[TAREA PEDIDA] Copia de nuevo todo el material y sustituye "Point" por "Punto" en cada aparición, sin modificar nada más.

Filas del conjunto de datos:
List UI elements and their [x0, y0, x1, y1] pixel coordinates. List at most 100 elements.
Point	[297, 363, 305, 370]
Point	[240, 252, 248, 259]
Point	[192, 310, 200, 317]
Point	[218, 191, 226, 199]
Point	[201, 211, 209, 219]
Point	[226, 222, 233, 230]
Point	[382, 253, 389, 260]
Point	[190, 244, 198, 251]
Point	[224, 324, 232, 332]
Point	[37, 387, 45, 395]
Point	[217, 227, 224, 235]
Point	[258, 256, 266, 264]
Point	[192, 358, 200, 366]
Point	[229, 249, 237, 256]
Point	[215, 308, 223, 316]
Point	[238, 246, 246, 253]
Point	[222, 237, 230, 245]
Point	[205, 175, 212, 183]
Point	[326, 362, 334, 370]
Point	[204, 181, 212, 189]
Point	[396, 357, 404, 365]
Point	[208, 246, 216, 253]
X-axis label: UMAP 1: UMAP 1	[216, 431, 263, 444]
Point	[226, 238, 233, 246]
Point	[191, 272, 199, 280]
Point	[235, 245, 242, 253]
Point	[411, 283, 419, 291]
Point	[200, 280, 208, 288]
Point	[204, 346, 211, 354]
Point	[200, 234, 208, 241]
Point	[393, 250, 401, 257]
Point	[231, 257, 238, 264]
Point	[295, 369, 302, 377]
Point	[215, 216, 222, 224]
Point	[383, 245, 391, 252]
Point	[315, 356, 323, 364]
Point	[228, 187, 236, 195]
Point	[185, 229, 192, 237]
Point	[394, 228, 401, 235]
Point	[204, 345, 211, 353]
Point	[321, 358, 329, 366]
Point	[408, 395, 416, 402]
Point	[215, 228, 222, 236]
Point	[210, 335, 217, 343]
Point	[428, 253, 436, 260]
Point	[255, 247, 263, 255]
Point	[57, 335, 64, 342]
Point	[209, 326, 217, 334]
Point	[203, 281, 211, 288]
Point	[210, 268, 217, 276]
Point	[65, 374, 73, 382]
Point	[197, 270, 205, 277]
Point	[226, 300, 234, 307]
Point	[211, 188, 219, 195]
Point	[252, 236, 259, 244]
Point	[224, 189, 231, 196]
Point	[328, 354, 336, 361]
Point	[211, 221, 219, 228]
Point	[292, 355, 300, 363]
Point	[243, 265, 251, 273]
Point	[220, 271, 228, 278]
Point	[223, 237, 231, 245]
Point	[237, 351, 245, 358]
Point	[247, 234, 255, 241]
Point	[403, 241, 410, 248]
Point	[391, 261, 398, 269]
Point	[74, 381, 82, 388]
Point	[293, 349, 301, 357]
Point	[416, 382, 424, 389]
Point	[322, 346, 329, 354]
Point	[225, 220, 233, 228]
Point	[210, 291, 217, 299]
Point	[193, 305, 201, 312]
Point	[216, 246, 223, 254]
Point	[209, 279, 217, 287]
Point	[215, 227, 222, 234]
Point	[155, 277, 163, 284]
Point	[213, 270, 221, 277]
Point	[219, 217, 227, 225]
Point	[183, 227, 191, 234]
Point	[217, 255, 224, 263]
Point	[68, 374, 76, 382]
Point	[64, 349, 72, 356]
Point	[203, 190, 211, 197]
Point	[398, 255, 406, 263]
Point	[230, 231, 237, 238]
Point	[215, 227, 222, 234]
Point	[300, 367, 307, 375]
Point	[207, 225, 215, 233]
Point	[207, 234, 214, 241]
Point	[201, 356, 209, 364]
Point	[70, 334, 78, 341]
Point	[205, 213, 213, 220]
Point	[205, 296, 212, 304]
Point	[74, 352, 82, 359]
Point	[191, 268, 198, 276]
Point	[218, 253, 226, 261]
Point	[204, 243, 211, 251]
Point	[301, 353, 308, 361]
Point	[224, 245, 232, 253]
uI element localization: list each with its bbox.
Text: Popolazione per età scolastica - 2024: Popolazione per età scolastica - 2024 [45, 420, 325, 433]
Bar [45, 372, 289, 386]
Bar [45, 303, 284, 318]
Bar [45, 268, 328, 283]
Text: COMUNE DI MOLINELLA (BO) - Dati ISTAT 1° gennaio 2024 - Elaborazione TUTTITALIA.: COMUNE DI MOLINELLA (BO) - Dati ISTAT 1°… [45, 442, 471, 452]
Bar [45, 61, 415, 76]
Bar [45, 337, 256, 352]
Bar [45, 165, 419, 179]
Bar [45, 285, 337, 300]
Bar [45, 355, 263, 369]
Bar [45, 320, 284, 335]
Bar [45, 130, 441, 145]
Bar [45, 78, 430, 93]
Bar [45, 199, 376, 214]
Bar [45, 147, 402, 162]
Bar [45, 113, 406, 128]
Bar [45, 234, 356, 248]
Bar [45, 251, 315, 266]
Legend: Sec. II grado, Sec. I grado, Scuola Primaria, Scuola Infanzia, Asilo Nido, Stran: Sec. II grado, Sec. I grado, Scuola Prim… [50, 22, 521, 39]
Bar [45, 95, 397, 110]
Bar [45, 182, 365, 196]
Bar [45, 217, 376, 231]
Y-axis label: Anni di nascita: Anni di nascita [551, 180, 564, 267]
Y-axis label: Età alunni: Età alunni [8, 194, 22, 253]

[TAREA RESUELTA]
List UI elements and their [x0, y0, x1, y1] pixel coordinates. List at most 100 elements.
Punto	[297, 363, 305, 370]
Punto	[240, 252, 248, 259]
Punto	[192, 310, 200, 317]
Punto	[218, 191, 226, 199]
Punto	[201, 211, 209, 219]
Punto	[226, 222, 233, 230]
Punto	[382, 253, 389, 260]
Punto	[190, 244, 198, 251]
Punto	[224, 324, 232, 332]
Punto	[37, 387, 45, 395]
Punto	[217, 227, 224, 235]
Punto	[258, 256, 266, 264]
Punto	[192, 358, 200, 366]
Punto	[229, 249, 237, 256]
Punto	[215, 308, 223, 316]
Punto	[238, 246, 246, 253]
Punto	[222, 237, 230, 245]
Punto	[205, 175, 212, 183]
Punto	[326, 362, 334, 370]
Punto	[204, 181, 212, 189]
Punto	[396, 357, 404, 365]
Punto	[208, 246, 216, 253]
X-axis label: UMAP 1: UMAP 1	[216, 431, 263, 444]
Punto	[226, 238, 233, 246]
Punto	[191, 272, 199, 280]
Punto	[235, 245, 242, 253]
Punto	[411, 283, 419, 291]
Punto	[200, 280, 208, 288]
Punto	[204, 346, 211, 354]
Punto	[200, 234, 208, 241]
Punto	[393, 250, 401, 257]
Punto	[231, 257, 238, 264]
Punto	[295, 369, 302, 377]
Punto	[215, 216, 222, 224]
Punto	[383, 245, 391, 252]
Punto	[315, 356, 323, 364]
Punto	[228, 187, 236, 195]
Punto	[185, 229, 192, 237]
Punto	[394, 228, 401, 235]
Punto	[204, 345, 211, 353]
Punto	[321, 358, 329, 366]
Punto	[408, 395, 416, 402]
Punto	[215, 228, 222, 236]
Punto	[210, 335, 217, 343]
Punto	[428, 253, 436, 260]
Punto	[255, 247, 263, 255]
Punto	[57, 335, 64, 342]
Punto	[209, 326, 217, 334]
Punto	[203, 281, 211, 288]
Punto	[210, 268, 217, 276]
Punto	[65, 374, 73, 382]
Punto	[197, 270, 205, 277]
Punto	[226, 300, 234, 307]
Punto	[211, 188, 219, 195]
Punto	[252, 236, 259, 244]
Punto	[224, 189, 231, 196]
Punto	[328, 354, 336, 361]
Punto	[211, 221, 219, 228]
Punto	[292, 355, 300, 363]
Punto	[243, 265, 251, 273]
Punto	[220, 271, 228, 278]
Punto	[223, 237, 231, 245]
Punto	[237, 351, 245, 358]
Punto	[247, 234, 255, 241]
Punto	[403, 241, 410, 248]
Punto	[391, 261, 398, 269]
Punto	[74, 381, 82, 388]
Punto	[293, 349, 301, 357]
Punto	[416, 382, 424, 389]
Punto	[322, 346, 329, 354]
Punto	[225, 220, 233, 228]
Punto	[210, 291, 217, 299]
Punto	[193, 305, 201, 312]
Punto	[216, 246, 223, 254]
Punto	[209, 279, 217, 287]
Punto	[215, 227, 222, 234]
Punto	[155, 277, 163, 284]
Punto	[213, 270, 221, 277]
Punto	[219, 217, 227, 225]
Punto	[183, 227, 191, 234]
Punto	[217, 255, 224, 263]
Punto	[68, 374, 76, 382]
Punto	[64, 349, 72, 356]
Punto	[203, 190, 211, 197]
Punto	[398, 255, 406, 263]
Punto	[230, 231, 237, 238]
Punto	[215, 227, 222, 234]
Punto	[300, 367, 307, 375]
Punto	[207, 225, 215, 233]
Punto	[207, 234, 214, 241]
Punto	[201, 356, 209, 364]
Punto	[70, 334, 78, 341]
Punto	[205, 213, 213, 220]
Punto	[205, 296, 212, 304]
Punto	[74, 352, 82, 359]
Punto	[191, 268, 198, 276]
Punto	[218, 253, 226, 261]
Punto	[204, 243, 211, 251]
Punto	[301, 353, 308, 361]
Punto	[224, 245, 232, 253]
uI element localization: list each with its bbox.
Text: Popolazione per età scolastica - 2024: Popolazione per età scolastica - 2024 [45, 420, 325, 433]
Bar [45, 372, 289, 386]
Bar [45, 303, 284, 318]
Bar [45, 268, 328, 283]
Text: COMUNE DI MOLINELLA (BO) - Dati ISTAT 1° gennaio 2024 - Elaborazione TUTTITALIA.: COMUNE DI MOLINELLA (BO) - Dati ISTAT 1°… [45, 442, 471, 452]
Bar [45, 61, 415, 76]
Bar [45, 337, 256, 352]
Bar [45, 165, 419, 179]
Bar [45, 285, 337, 300]
Bar [45, 355, 263, 369]
Bar [45, 320, 284, 335]
Bar [45, 130, 441, 145]
Bar [45, 78, 430, 93]
Bar [45, 199, 376, 214]
Bar [45, 147, 402, 162]
Bar [45, 113, 406, 128]
Bar [45, 234, 356, 248]
Bar [45, 251, 315, 266]
Legend: Sec. II grado, Sec. I grado, Scuola Primaria, Scuola Infanzia, Asilo Nido, Stran: Sec. II grado, Sec. I grado, Scuola Prim… [50, 22, 521, 39]
Bar [45, 95, 397, 110]
Bar [45, 182, 365, 196]
Bar [45, 217, 376, 231]
Y-axis label: Anni di nascita: Anni di nascita [551, 180, 564, 267]
Y-axis label: Età alunni: Età alunni [8, 194, 22, 253]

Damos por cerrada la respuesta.